WRITTEN TASK:
Transcribe the whole listing without a single picture.
───── EXTRACTED ENTRIES
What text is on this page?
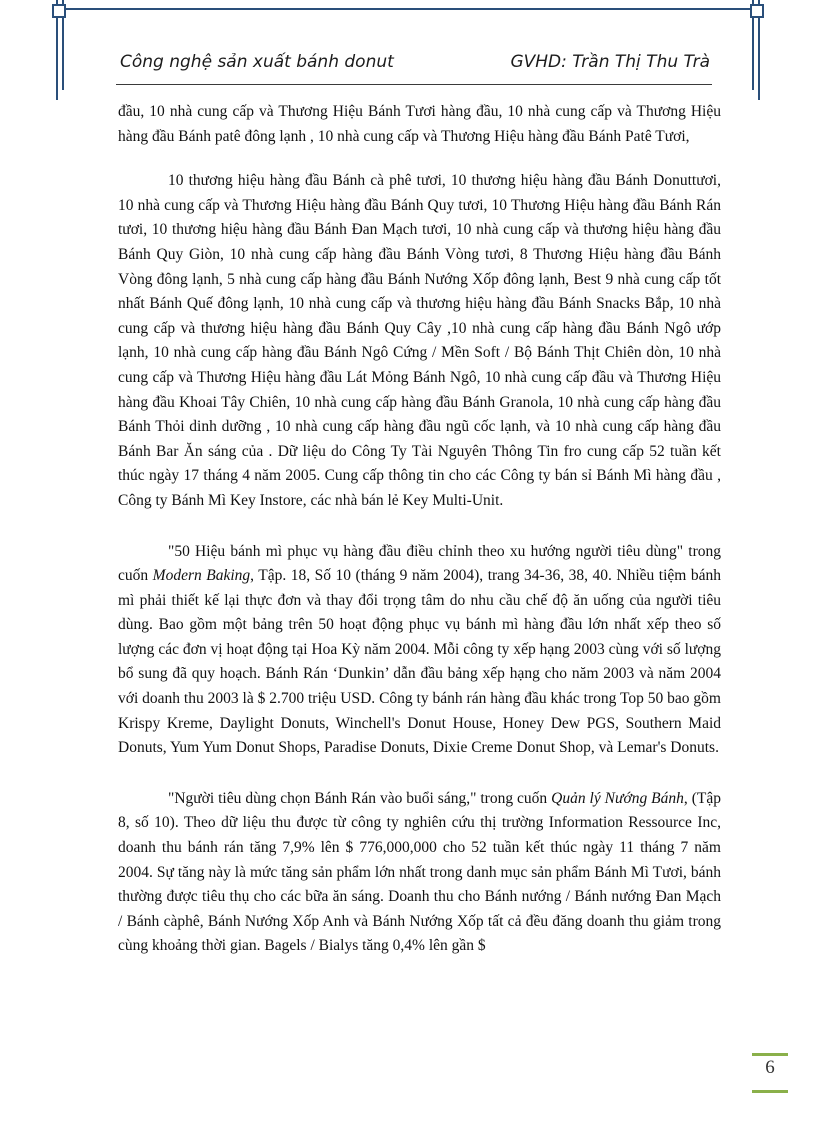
Công nghệ sản xuất bánh donut	GVHD: Trần Thị Thu Trà

đầu, 10 nhà cung cấp và Thương Hiệu Bánh Tươi hàng đầu, 10 nhà cung cấp và Thương Hiệu hàng đầu Bánh patê đông lạnh , 10 nhà cung cấp và Thương Hiệu hàng đầu Bánh Patê Tươi,

10 thương hiệu hàng đầu Bánh cà phê tươi, 10 thương hiệu hàng đầu Bánh Donuttươi, 10 nhà cung cấp và Thương Hiệu hàng đầu Bánh Quy tươi, 10 Thương Hiệu hàng đầu Bánh Rán tươi, 10 thương hiệu hàng đầu Bánh Đan Mạch tươi, 10 nhà cung cấp và thương hiệu hàng đầu Bánh Quy Giòn, 10 nhà cung cấp hàng đầu Bánh Vòng tươi, 8 Thương Hiệu hàng đầu Bánh Vòng đông lạnh, 5 nhà cung cấp hàng đầu Bánh Nướng Xốp đông lạnh, Best 9 nhà cung cấp tốt nhất Bánh Quế đông lạnh, 10 nhà cung cấp và thương hiệu hàng đầu Bánh Snacks Bắp, 10 nhà cung cấp và thương hiệu hàng đầu Bánh Quy Cây ,10 nhà cung cấp hàng đầu Bánh Ngô ướp lạnh, 10 nhà cung cấp hàng đầu Bánh Ngô Cứng / Mền Soft / Bộ Bánh Thịt Chiên dòn, 10 nhà cung cấp và Thương Hiệu hàng đầu Lát Mỏng Bánh Ngô, 10 nhà cung cấp đầu và Thương Hiệu hàng đầu Khoai Tây Chiên, 10 nhà cung cấp hàng đầu Bánh Granola, 10 nhà cung cấp hàng đầu Bánh Thỏi dinh dưỡng , 10 nhà cung cấp hàng đầu ngũ cốc lạnh, và 10 nhà cung cấp hàng đầu Bánh Bar Ăn sáng của . Dữ liệu do Công Ty Tài Nguyên Thông Tin fro cung cấp 52 tuần kết thúc ngày 17 tháng 4 năm 2005. Cung cấp thông tin cho các Công ty bán sỉ Bánh Mì hàng đầu , Công ty Bánh Mì Key Instore, các nhà bán lẻ Key Multi-Unit.

"50 Hiệu bánh mì phục vụ hàng đầu điều chỉnh theo xu hướng người tiêu dùng" trong cuốn Modern Baking, Tập. 18, Số 10 (tháng 9 năm 2004), trang 34-36, 38, 40. Nhiều tiệm bánh mì phải thiết kế lại thực đơn và thay đổi trọng tâm do nhu cầu chế độ ăn uống của người tiêu dùng. Bao gồm một bảng trên 50 hoạt động phục vụ bánh mì hàng đầu lớn nhất xếp theo số lượng các đơn vị hoạt động tại Hoa Kỳ năm 2004. Mỗi công ty xếp hạng 2003 cùng với số lượng bổ sung đã quy hoạch. Bánh Rán ‘Dunkin’ dẫn đầu bảng xếp hạng cho năm 2003 và năm 2004 với doanh thu 2003 là $ 2.700 triệu USD. Công ty bánh rán hàng đầu khác trong Top 50 bao gồm Krispy Kreme, Daylight Donuts, Winchell's Donut House, Honey Dew PGS, Southern Maid Donuts, Yum Yum Donut Shops, Paradise Donuts, Dixie Creme Donut Shop, và Lemar's Donuts.

"Người tiêu dùng chọn Bánh Rán vào buổi sáng," trong cuốn Quản lý Nướng Bánh, (Tập 8, số 10). Theo dữ liệu thu được từ công ty nghiên cứu thị trường Information Ressource Inc, doanh thu bánh rán tăng 7,9% lên $ 776,000,000 cho 52 tuần kết thúc ngày 11 tháng 7 năm 2004. Sự tăng này là mức tăng sản phẩm lớn nhất trong danh mục sản phẩm Bánh Mì Tươi, bánh thường được tiêu thụ cho các bữa ăn sáng. Doanh thu cho Bánh nướng / Bánh nướng Đan Mạch / Bánh càphê, Bánh Nướng Xốp Anh và Bánh Nướng Xốp tất cả đều đăng doanh thu giảm trong cùng khoảng thời gian. Bagels / Bialys tăng 0,4% lên gần $

6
──────────
SOLVED PROBLEM:
What text is on this page?
Công nghệ sản xuất bánh donut	GVHD: Trần Thị Thu Trà

đầu, 10 nhà cung cấp và Thương Hiệu Bánh Tươi hàng đầu, 10 nhà cung cấp và Thương Hiệu hàng đầu Bánh patê đông lạnh , 10 nhà cung cấp và Thương Hiệu hàng đầu Bánh Patê Tươi,

10 thương hiệu hàng đầu Bánh cà phê tươi, 10 thương hiệu hàng đầu Bánh Donuttươi, 10 nhà cung cấp và Thương Hiệu hàng đầu Bánh Quy tươi, 10 Thương Hiệu hàng đầu Bánh Rán tươi, 10 thương hiệu hàng đầu Bánh Đan Mạch tươi, 10 nhà cung cấp và thương hiệu hàng đầu Bánh Quy Giòn, 10 nhà cung cấp hàng đầu Bánh Vòng tươi, 8 Thương Hiệu hàng đầu Bánh Vòng đông lạnh, 5 nhà cung cấp hàng đầu Bánh Nướng Xốp đông lạnh, Best 9 nhà cung cấp tốt nhất Bánh Quế đông lạnh, 10 nhà cung cấp và thương hiệu hàng đầu Bánh Snacks Bắp, 10 nhà cung cấp và thương hiệu hàng đầu Bánh Quy Cây ,10 nhà cung cấp hàng đầu Bánh Ngô ướp lạnh, 10 nhà cung cấp hàng đầu Bánh Ngô Cứng / Mền Soft / Bộ Bánh Thịt Chiên dòn, 10 nhà cung cấp và Thương Hiệu hàng đầu Lát Mỏng Bánh Ngô, 10 nhà cung cấp đầu và Thương Hiệu hàng đầu Khoai Tây Chiên, 10 nhà cung cấp hàng đầu Bánh Granola, 10 nhà cung cấp hàng đầu Bánh Thỏi dinh dưỡng , 10 nhà cung cấp hàng đầu ngũ cốc lạnh, và 10 nhà cung cấp hàng đầu Bánh Bar Ăn sáng của . Dữ liệu do Công Ty Tài Nguyên Thông Tin fro cung cấp 52 tuần kết thúc ngày 17 tháng 4 năm 2005. Cung cấp thông tin cho các Công ty bán sỉ Bánh Mì hàng đầu , Công ty Bánh Mì Key Instore, các nhà bán lẻ Key Multi-Unit.

"50 Hiệu bánh mì phục vụ hàng đầu điều chỉnh theo xu hướng người tiêu dùng" trong cuốn Modern Baking, Tập. 18, Số 10 (tháng 9 năm 2004), trang 34-36, 38, 40. Nhiều tiệm bánh mì phải thiết kế lại thực đơn và thay đổi trọng tâm do nhu cầu chế độ ăn uống của người tiêu dùng. Bao gồm một bảng trên 50 hoạt động phục vụ bánh mì hàng đầu lớn nhất xếp theo số lượng các đơn vị hoạt động tại Hoa Kỳ năm 2004. Mỗi công ty xếp hạng 2003 cùng với số lượng bổ sung đã quy hoạch. Bánh Rán ‘Dunkin’ dẫn đầu bảng xếp hạng cho năm 2003 và năm 2004 với doanh thu 2003 là $ 2.700 triệu USD. Công ty bánh rán hàng đầu khác trong Top 50 bao gồm Krispy Kreme, Daylight Donuts, Winchell's Donut House, Honey Dew PGS, Southern Maid Donuts, Yum Yum Donut Shops, Paradise Donuts, Dixie Creme Donut Shop, và Lemar's Donuts.

"Người tiêu dùng chọn Bánh Rán vào buổi sáng," trong cuốn Quản lý Nướng Bánh, (Tập 8, số 10). Theo dữ liệu thu được từ công ty nghiên cứu thị trường Information Ressource Inc, doanh thu bánh rán tăng 7,9% lên $ 776,000,000 cho 52 tuần kết thúc ngày 11 tháng 7 năm 2004. Sự tăng này là mức tăng sản phẩm lớn nhất trong danh mục sản phẩm Bánh Mì Tươi, bánh thường được tiêu thụ cho các bữa ăn sáng. Doanh thu cho Bánh nướng / Bánh nướng Đan Mạch / Bánh càphê, Bánh Nướng Xốp Anh và Bánh Nướng Xốp tất cả đều đăng doanh thu giảm trong cùng khoảng thời gian. Bagels / Bialys tăng 0,4% lên gần $

6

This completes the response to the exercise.